--- Supplied data ---
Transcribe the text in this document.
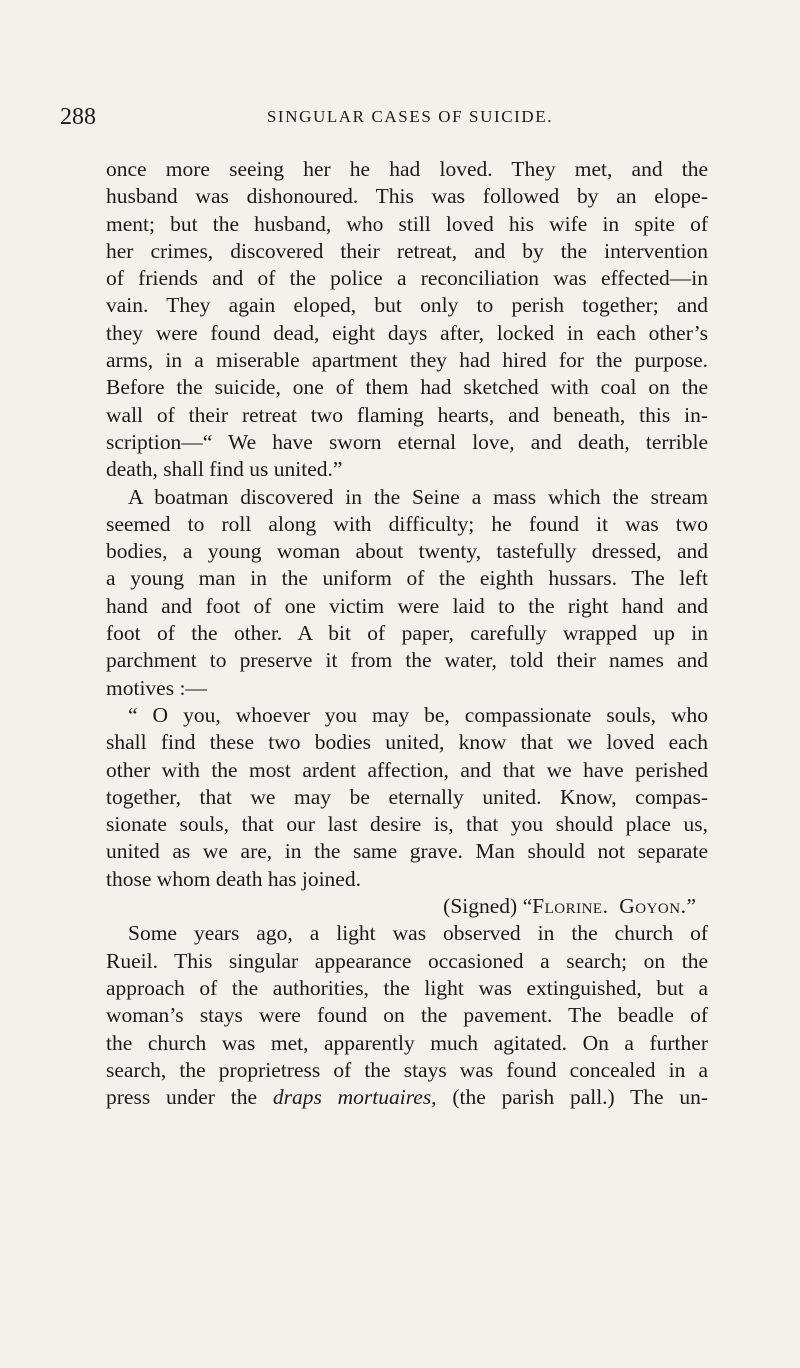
288	SINGULAR CASES OF SUICIDE.
once more seeing her he had loved. They met, and the
husband was dishonoured. This was followed by an elope-
ment; but the husband, who still loved his wife in spite of
her crimes, discovered their retreat, and by the intervention
of friends and of the police a reconciliation was effected—in
vain. They again eloped, but only to perish together; and
they were found dead, eight days after, locked in each other’s
arms, in a miserable apartment they had hired for the purpose.
Before the suicide, one of them had sketched with coal on the
wall of their retreat two flaming hearts, and beneath, this in-
scription—“ We have sworn eternal love, and death, terrible
death, shall find us united.”
A boatman discovered in the Seine a mass which the stream
seemed to roll along with difficulty; he found it was two
bodies, a young woman about twenty, tastefully dressed, and
a young man in the uniform of the eighth hussars. The left
hand and foot of one victim were laid to the right hand and
foot of the other. A bit of paper, carefully wrapped up in
parchment to preserve it from the water, told their names and
motives :—
“ O you, whoever you may be, compassionate souls, who
shall find these two bodies united, know that we loved each
other with the most ardent affection, and that we have perished
together, that we may be eternally united. Know, compas-
sionate souls, that our last desire is, that you should place us,
united as we are, in the same grave. Man should not separate
those whom death has joined.
(Signed) “Florine. Goyon.”
Some years ago, a light was observed in the church of
Rueil. This singular appearance occasioned a search; on the
approach of the authorities, the light was extinguished, but a
woman’s stays were found on the pavement. The beadle of
the church was met, apparently much agitated. On a further
search, the proprietress of the stays was found concealed in a
press under the draps mortuaires, (the parish pall.) The un-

--- Instruction ---
Without including any pictures, print all of the material exactly as given.

--- Reply to the exercise ---
Transcribe the text in this document.
288	SINGULAR CASES OF SUICIDE.
once more seeing her he had loved. They met, and the
husband was dishonoured. This was followed by an elope-
ment; but the husband, who still loved his wife in spite of
her crimes, discovered their retreat, and by the intervention
of friends and of the police a reconciliation was effected—in
vain. They again eloped, but only to perish together; and
they were found dead, eight days after, locked in each other’s
arms, in a miserable apartment they had hired for the purpose.
Before the suicide, one of them had sketched with coal on the
wall of their retreat two flaming hearts, and beneath, this in-
scription—“ We have sworn eternal love, and death, terrible
death, shall find us united.”
A boatman discovered in the Seine a mass which the stream
seemed to roll along with difficulty; he found it was two
bodies, a young woman about twenty, tastefully dressed, and
a young man in the uniform of the eighth hussars. The left
hand and foot of one victim were laid to the right hand and
foot of the other. A bit of paper, carefully wrapped up in
parchment to preserve it from the water, told their names and
motives :—
“ O you, whoever you may be, compassionate souls, who
shall find these two bodies united, know that we loved each
other with the most ardent affection, and that we have perished
together, that we may be eternally united. Know, compas-
sionate souls, that our last desire is, that you should place us,
united as we are, in the same grave. Man should not separate
those whom death has joined.
(Signed) “Florine. Goyon.”
Some years ago, a light was observed in the church of
Rueil. This singular appearance occasioned a search; on the
approach of the authorities, the light was extinguished, but a
woman’s stays were found on the pavement. The beadle of
the church was met, apparently much agitated. On a further
search, the proprietress of the stays was found concealed in a
press under the draps mortuaires, (the parish pall.) The un-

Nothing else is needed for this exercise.